Description of the task ▸ In the records below, find each line with the word "района" and copy it.

Dataset records ▸

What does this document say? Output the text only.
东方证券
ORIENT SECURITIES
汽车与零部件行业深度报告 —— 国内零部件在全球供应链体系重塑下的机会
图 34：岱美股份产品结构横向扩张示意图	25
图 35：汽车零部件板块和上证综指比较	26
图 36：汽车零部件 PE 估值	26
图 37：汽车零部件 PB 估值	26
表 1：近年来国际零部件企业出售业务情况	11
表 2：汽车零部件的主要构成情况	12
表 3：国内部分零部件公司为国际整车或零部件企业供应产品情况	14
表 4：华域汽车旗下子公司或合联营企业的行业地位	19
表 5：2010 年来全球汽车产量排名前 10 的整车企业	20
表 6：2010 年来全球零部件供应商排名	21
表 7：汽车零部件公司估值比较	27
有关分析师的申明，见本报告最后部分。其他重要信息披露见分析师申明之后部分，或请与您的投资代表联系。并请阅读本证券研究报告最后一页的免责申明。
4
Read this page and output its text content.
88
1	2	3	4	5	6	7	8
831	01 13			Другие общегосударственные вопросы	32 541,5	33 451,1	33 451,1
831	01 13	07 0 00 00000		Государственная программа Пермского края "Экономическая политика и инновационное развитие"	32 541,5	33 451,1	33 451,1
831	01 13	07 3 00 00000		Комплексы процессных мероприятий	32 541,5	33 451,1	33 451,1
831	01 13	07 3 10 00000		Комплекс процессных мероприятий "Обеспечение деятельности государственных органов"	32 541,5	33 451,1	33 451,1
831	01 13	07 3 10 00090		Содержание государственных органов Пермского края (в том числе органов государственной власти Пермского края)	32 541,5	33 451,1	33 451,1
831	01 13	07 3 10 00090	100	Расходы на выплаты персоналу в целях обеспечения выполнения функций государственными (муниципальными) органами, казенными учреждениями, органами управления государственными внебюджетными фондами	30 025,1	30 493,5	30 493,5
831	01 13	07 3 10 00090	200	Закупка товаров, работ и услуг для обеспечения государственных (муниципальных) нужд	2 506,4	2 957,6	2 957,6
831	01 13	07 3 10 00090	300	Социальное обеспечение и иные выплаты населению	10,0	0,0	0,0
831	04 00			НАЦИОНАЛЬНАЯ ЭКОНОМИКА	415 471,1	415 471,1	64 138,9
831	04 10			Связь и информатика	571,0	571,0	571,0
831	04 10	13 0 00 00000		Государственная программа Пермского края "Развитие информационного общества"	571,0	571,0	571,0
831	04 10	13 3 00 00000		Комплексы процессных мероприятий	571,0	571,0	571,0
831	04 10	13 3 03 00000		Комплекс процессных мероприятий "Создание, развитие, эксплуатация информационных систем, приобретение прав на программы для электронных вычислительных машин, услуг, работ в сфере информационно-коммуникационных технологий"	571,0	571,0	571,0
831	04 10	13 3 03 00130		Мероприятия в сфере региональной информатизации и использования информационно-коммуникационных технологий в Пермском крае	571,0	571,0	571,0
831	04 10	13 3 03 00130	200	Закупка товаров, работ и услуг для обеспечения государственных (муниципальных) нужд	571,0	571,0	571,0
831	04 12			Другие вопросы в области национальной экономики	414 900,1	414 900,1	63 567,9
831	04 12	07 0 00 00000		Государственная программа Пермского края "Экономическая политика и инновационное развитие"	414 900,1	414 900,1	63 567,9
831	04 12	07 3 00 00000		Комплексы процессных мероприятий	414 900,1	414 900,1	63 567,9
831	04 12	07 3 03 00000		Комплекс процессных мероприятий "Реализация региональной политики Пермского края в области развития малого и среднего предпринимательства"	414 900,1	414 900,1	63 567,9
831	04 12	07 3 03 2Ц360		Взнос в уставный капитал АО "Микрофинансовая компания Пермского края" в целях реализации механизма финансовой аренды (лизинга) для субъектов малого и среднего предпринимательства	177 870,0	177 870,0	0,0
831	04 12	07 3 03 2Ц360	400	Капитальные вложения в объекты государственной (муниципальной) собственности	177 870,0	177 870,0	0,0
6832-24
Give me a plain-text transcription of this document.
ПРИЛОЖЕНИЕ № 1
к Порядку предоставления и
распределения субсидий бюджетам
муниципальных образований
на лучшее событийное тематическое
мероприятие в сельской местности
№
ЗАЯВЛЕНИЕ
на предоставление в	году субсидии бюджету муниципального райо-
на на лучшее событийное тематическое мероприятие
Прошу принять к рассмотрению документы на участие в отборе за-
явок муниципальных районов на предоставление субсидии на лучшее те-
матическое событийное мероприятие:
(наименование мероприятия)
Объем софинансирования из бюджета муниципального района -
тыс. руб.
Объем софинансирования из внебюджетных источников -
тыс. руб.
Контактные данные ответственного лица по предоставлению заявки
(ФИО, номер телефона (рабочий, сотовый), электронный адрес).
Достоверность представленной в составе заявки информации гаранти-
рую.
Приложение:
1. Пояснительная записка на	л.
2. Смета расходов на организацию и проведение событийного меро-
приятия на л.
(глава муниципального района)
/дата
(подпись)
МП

Solution to the problem ▸
Объем софинансирования из бюджета муниципального района -
(глава муниципального района)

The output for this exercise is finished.